Extracts from a graphics dataset
<<<<

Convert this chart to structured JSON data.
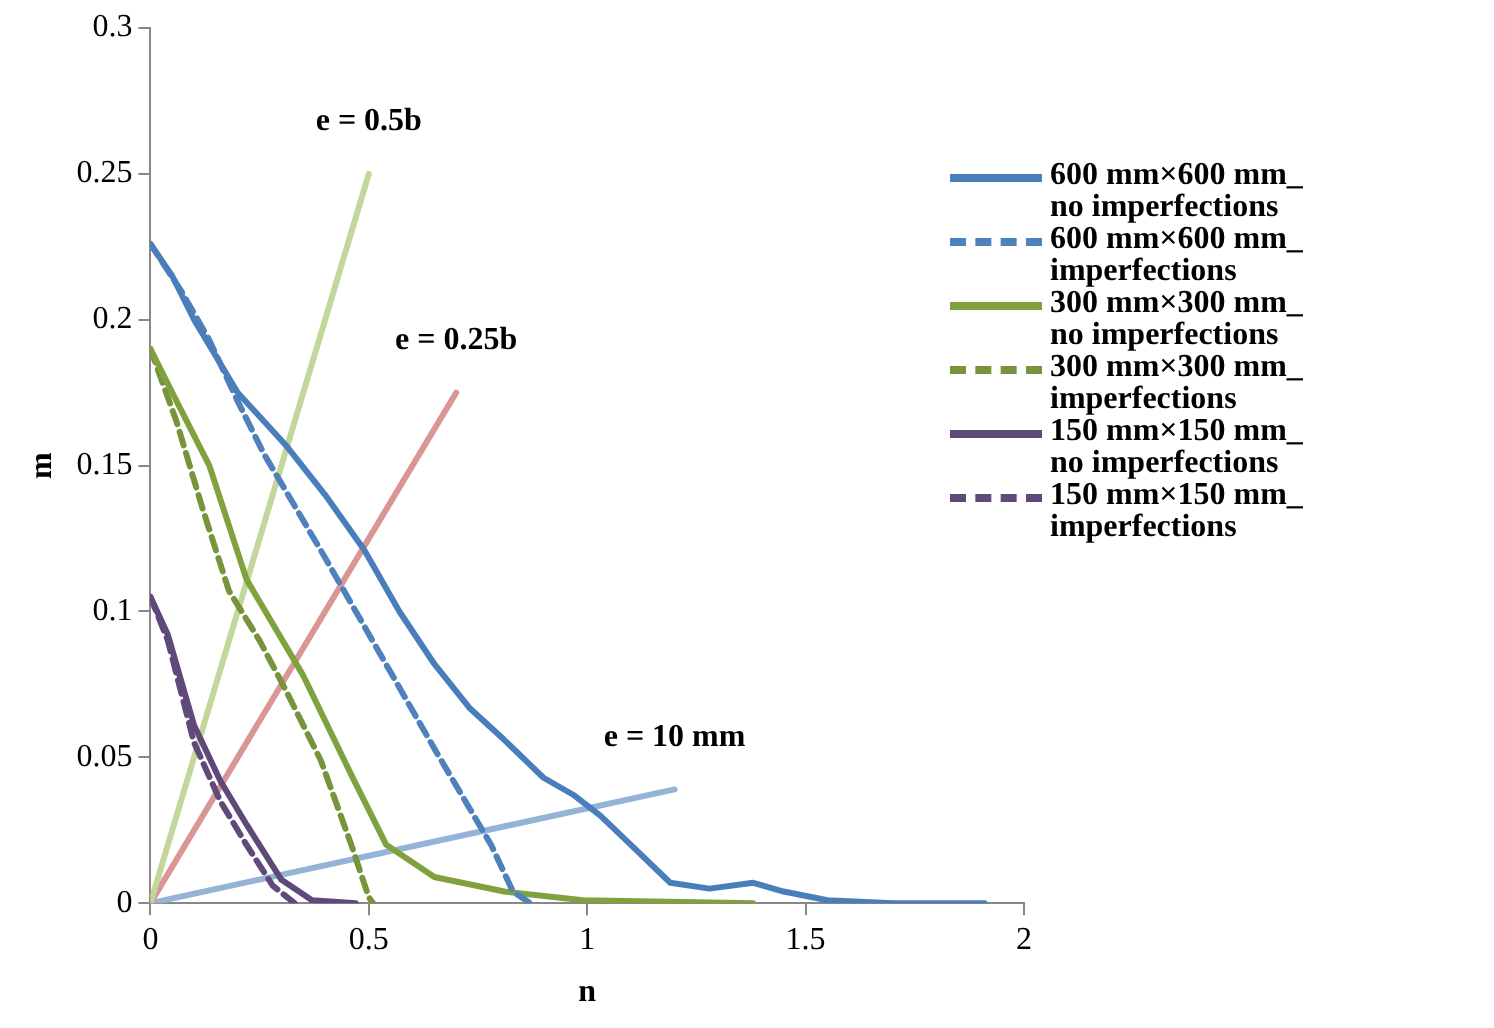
{
  "chart_data": {
    "type": "line",
    "xlabel": "n",
    "ylabel": "m",
    "xlim": [
      0,
      2
    ],
    "xticks": [
      0,
      0.5,
      1,
      1.5,
      2
    ],
    "ylim": [
      0,
      0.3
    ],
    "yticks": [
      0,
      0.05,
      0.1,
      0.15,
      0.2,
      0.25,
      0.3
    ],
    "grid": false,
    "legend": "right",
    "marker": "none",
    "series": [
      {
        "name": "600 mm×600 mm_no imperfections",
        "color": "#4a7ebb",
        "line_style": "solid",
        "x": [
          0,
          0.05,
          0.1,
          0.2,
          0.31,
          0.4,
          0.49,
          0.57,
          0.65,
          0.73,
          0.81,
          0.9,
          0.97,
          1.03,
          1.1,
          1.19,
          1.28,
          1.38,
          1.45,
          1.55,
          1.7,
          1.91
        ],
        "values": [
          0.226,
          0.215,
          0.2,
          0.175,
          0.157,
          0.14,
          0.121,
          0.1,
          0.082,
          0.067,
          0.056,
          0.043,
          0.037,
          0.03,
          0.02,
          0.007,
          0.005,
          0.007,
          0.004,
          0.001,
          0,
          0
        ]
      },
      {
        "name": "600 mm×600 mm_imperfections",
        "color": "#4f81bd",
        "line_style": "dashed",
        "x": [
          0,
          0.07,
          0.135,
          0.2,
          0.26,
          0.39,
          0.52,
          0.65,
          0.78,
          0.83,
          0.87
        ],
        "values": [
          0.226,
          0.21,
          0.193,
          0.172,
          0.154,
          0.121,
          0.087,
          0.053,
          0.02,
          0.004,
          0
        ]
      },
      {
        "name": "300 mm×300 mm_no imperfections",
        "color": "#7fa23f",
        "line_style": "solid",
        "x": [
          0,
          0.05,
          0.135,
          0.22,
          0.35,
          0.46,
          0.54,
          0.65,
          0.81,
          0.99,
          1.38
        ],
        "values": [
          0.19,
          0.175,
          0.15,
          0.111,
          0.078,
          0.044,
          0.02,
          0.009,
          0.004,
          0.001,
          0
        ]
      },
      {
        "name": "300 mm×300 mm_imperfections",
        "color": "#77933c",
        "line_style": "dashed",
        "x": [
          0,
          0.06,
          0.12,
          0.18,
          0.25,
          0.31,
          0.39,
          0.46,
          0.5,
          0.51
        ],
        "values": [
          0.19,
          0.165,
          0.135,
          0.107,
          0.09,
          0.073,
          0.049,
          0.02,
          0.002,
          0
        ]
      },
      {
        "name": "150 mm×150 mm_no imperfections",
        "color": "#5f497a",
        "line_style": "solid",
        "x": [
          0,
          0.04,
          0.1,
          0.16,
          0.22,
          0.3,
          0.37,
          0.47
        ],
        "values": [
          0.105,
          0.092,
          0.061,
          0.042,
          0.027,
          0.008,
          0.001,
          0
        ]
      },
      {
        "name": "150 mm×150 mm_imperfections",
        "color": "#604a7b",
        "line_style": "dashed",
        "x": [
          0,
          0.04,
          0.1,
          0.16,
          0.22,
          0.28,
          0.33
        ],
        "values": [
          0.105,
          0.09,
          0.055,
          0.035,
          0.02,
          0.006,
          0
        ]
      },
      {
        "color": "#c3d69b",
        "line_style": "solid",
        "x": [
          0,
          0.5
        ],
        "values": [
          0,
          0.25
        ]
      },
      {
        "color": "#d99694",
        "line_style": "solid",
        "x": [
          0,
          0.7
        ],
        "values": [
          0,
          0.175
        ]
      },
      {
        "color": "#95b3d7",
        "line_style": "solid",
        "x": [
          0,
          1.2
        ],
        "values": [
          0,
          0.039
        ]
      }
    ],
    "annotations": [
      "e = 0.5b",
      "e = 0.25b",
      "e = 10 mm"
    ]
  }
}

>>>>

* EXERCISE REQUIREMENTS:
The entries above are to be returned exactly, without their pictures.

* FULL OUTPUT:
Convert this chart to structured JSON data.
{
  "chart_data": {
    "type": "line",
    "xlabel": "n",
    "ylabel": "m",
    "xlim": [
      0,
      2
    ],
    "xticks": [
      0,
      0.5,
      1,
      1.5,
      2
    ],
    "ylim": [
      0,
      0.3
    ],
    "yticks": [
      0,
      0.05,
      0.1,
      0.15,
      0.2,
      0.25,
      0.3
    ],
    "grid": false,
    "legend": "right",
    "marker": "none",
    "series": [
      {
        "name": "600 mm×600 mm_no imperfections",
        "color": "#4a7ebb",
        "line_style": "solid",
        "x": [
          0,
          0.05,
          0.1,
          0.2,
          0.31,
          0.4,
          0.49,
          0.57,
          0.65,
          0.73,
          0.81,
          0.9,
          0.97,
          1.03,
          1.1,
          1.19,
          1.28,
          1.38,
          1.45,
          1.55,
          1.7,
          1.91
        ],
        "values": [
          0.226,
          0.215,
          0.2,
          0.175,
          0.157,
          0.14,
          0.121,
          0.1,
          0.082,
          0.067,
          0.056,
          0.043,
          0.037,
          0.03,
          0.02,
          0.007,
          0.005,
          0.007,
          0.004,
          0.001,
          0,
          0
        ]
      },
      {
        "name": "600 mm×600 mm_imperfections",
        "color": "#4f81bd",
        "line_style": "dashed",
        "x": [
          0,
          0.07,
          0.135,
          0.2,
          0.26,
          0.39,
          0.52,
          0.65,
          0.78,
          0.83,
          0.87
        ],
        "values": [
          0.226,
          0.21,
          0.193,
          0.172,
          0.154,
          0.121,
          0.087,
          0.053,
          0.02,
          0.004,
          0
        ]
      },
      {
        "name": "300 mm×300 mm_no imperfections",
        "color": "#7fa23f",
        "line_style": "solid",
        "x": [
          0,
          0.05,
          0.135,
          0.22,
          0.35,
          0.46,
          0.54,
          0.65,
          0.81,
          0.99,
          1.38
        ],
        "values": [
          0.19,
          0.175,
          0.15,
          0.111,
          0.078,
          0.044,
          0.02,
          0.009,
          0.004,
          0.001,
          0
        ]
      },
      {
        "name": "300 mm×300 mm_imperfections",
        "color": "#77933c",
        "line_style": "dashed",
        "x": [
          0,
          0.06,
          0.12,
          0.18,
          0.25,
          0.31,
          0.39,
          0.46,
          0.5,
          0.51
        ],
        "values": [
          0.19,
          0.165,
          0.135,
          0.107,
          0.09,
          0.073,
          0.049,
          0.02,
          0.002,
          0
        ]
      },
      {
        "name": "150 mm×150 mm_no imperfections",
        "color": "#5f497a",
        "line_style": "solid",
        "x": [
          0,
          0.04,
          0.1,
          0.16,
          0.22,
          0.3,
          0.37,
          0.47
        ],
        "values": [
          0.105,
          0.092,
          0.061,
          0.042,
          0.027,
          0.008,
          0.001,
          0
        ]
      },
      {
        "name": "150 mm×150 mm_imperfections",
        "color": "#604a7b",
        "line_style": "dashed",
        "x": [
          0,
          0.04,
          0.1,
          0.16,
          0.22,
          0.28,
          0.33
        ],
        "values": [
          0.105,
          0.09,
          0.055,
          0.035,
          0.02,
          0.006,
          0
        ]
      },
      {
        "color": "#c3d69b",
        "line_style": "solid",
        "x": [
          0,
          0.5
        ],
        "values": [
          0,
          0.25
        ]
      },
      {
        "color": "#d99694",
        "line_style": "solid",
        "x": [
          0,
          0.7
        ],
        "values": [
          0,
          0.175
        ]
      },
      {
        "color": "#95b3d7",
        "line_style": "solid",
        "x": [
          0,
          1.2
        ],
        "values": [
          0,
          0.039
        ]
      }
    ],
    "annotations": [
      "e = 0.5b",
      "e = 0.25b",
      "e = 10 mm"
    ]
  }
}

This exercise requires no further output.